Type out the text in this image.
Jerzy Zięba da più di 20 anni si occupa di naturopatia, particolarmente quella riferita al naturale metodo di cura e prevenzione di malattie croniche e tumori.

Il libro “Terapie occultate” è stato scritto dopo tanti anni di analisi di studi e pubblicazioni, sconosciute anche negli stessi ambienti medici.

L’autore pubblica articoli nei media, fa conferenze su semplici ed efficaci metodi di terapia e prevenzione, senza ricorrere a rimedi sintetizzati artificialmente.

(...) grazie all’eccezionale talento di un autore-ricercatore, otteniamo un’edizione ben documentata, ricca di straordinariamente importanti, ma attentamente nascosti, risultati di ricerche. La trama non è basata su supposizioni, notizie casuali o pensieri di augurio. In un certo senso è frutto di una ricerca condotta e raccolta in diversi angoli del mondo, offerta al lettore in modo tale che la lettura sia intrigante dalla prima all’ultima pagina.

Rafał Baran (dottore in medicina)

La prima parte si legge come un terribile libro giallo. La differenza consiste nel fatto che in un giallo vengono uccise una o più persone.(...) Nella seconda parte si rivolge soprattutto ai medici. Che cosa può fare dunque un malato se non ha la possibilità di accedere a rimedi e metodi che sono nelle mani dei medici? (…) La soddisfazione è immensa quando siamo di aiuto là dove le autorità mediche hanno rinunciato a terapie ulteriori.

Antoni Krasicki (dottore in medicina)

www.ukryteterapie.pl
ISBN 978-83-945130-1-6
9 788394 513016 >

Assignment
The expected result is every line from the material above that includes "medicina".

Response to the task
Rafał Baran (dottore in medicina)
Antoni Krasicki (dottore in medicina)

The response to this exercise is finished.